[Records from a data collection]
-=-=-=-=-

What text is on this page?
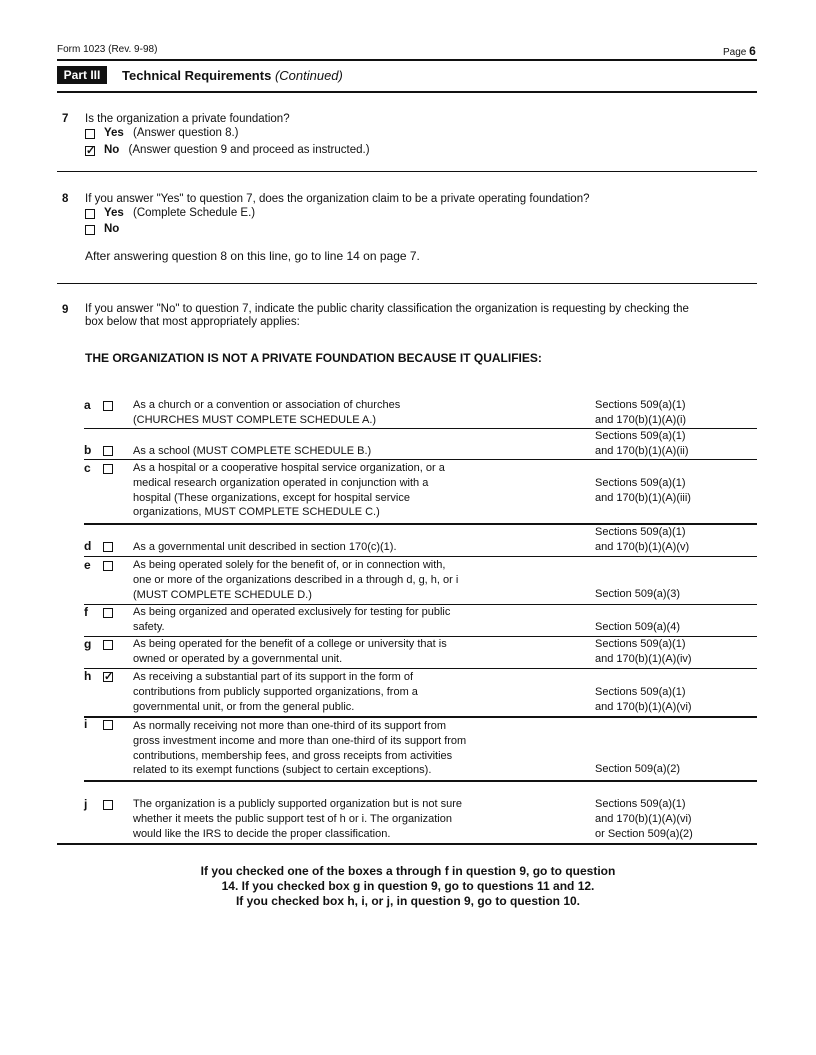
Form 1023 (Rev. 9-98)	Page 6
Part III	Technical Requirements (Continued)
7 Is the organization a private foundation?
Yes (Answer question 8.)
✓ No (Answer question 9 and proceed as instructed.)
8 If you answer "Yes" to question 7, does the organization claim to be a private operating foundation?
Yes (Complete Schedule E.)
No
After answering question 8 on this line, go to line 14 on page 7.
9 If you answer "No" to question 7, indicate the public charity classification the organization is requesting by checking the
box below that most appropriately applies:
THE ORGANIZATION IS NOT A PRIVATE FOUNDATION BECAUSE IT QUALIFIES:
a	As a church or a convention or association of churches
(CHURCHES MUST COMPLETE SCHEDULE A.)
Sections 509(a)(1)
and 170(b)(1)(A)(i)
b	As a school (MUST COMPLETE SCHEDULE B.)
Sections 509(a)(1)
and 170(b)(1)(A)(ii)
c	As a hospital or a cooperative hospital service organization, or a
medical research organization operated in conjunction with a
hospital (These organizations, except for hospital service
organizations, MUST COMPLETE SCHEDULE C.)
Sections 509(a)(1)
and 170(b)(1)(A)(iii)
d	As a governmental unit described in section 170(c)(1).
Sections 509(a)(1)
and 170(b)(1)(A)(v)
e	As being operated solely for the benefit of, or in connection with,
one or more of the organizations described in a through d, g, h, or i
(MUST COMPLETE SCHEDULE D.)	Section 509(a)(3)
f	As being organized and operated exclusively for testing for public
safety.	Section 509(a)(4)
g	As being operated for the benefit of a college or university that is
owned or operated by a governmental unit.
Sections 509(a)(1)
and 170(b)(1)(A)(iv)
h ✓ As receiving a substantial part of its support in the form of
contributions from publicly supported organizations, from a
governmental unit, or from the general public.
Sections 509(a)(1)
and 170(b)(1)(A)(vi)
i	As normally receiving not more than one-third of its support from
gross investment income and more than one-third of its support from
contributions, membership fees, and gross receipts from activities
related to its exempt functions (subject to certain exceptions).	Section 509(a)(2)
j	The organization is a publicly supported organization but is not sure
whether it meets the public support test of h or i. The organization
would like the IRS to decide the proper classification.
Sections 509(a)(1)
and 170(b)(1)(A)(vi)
or Section 509(a)(2)
If you checked one of the boxes a through f in question 9, go to question
14. If you checked box g in question 9, go to questions 11 and 12.
If you checked box h, i, or j, in question 9, go to question 10.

-=-=-=-=-

### TASK STATEMENT:
Pull out every line containing "with".

### FINISHED TASK:
medical research organization operated in conjunction with a
e	As being operated solely for the benefit of, or in connection with,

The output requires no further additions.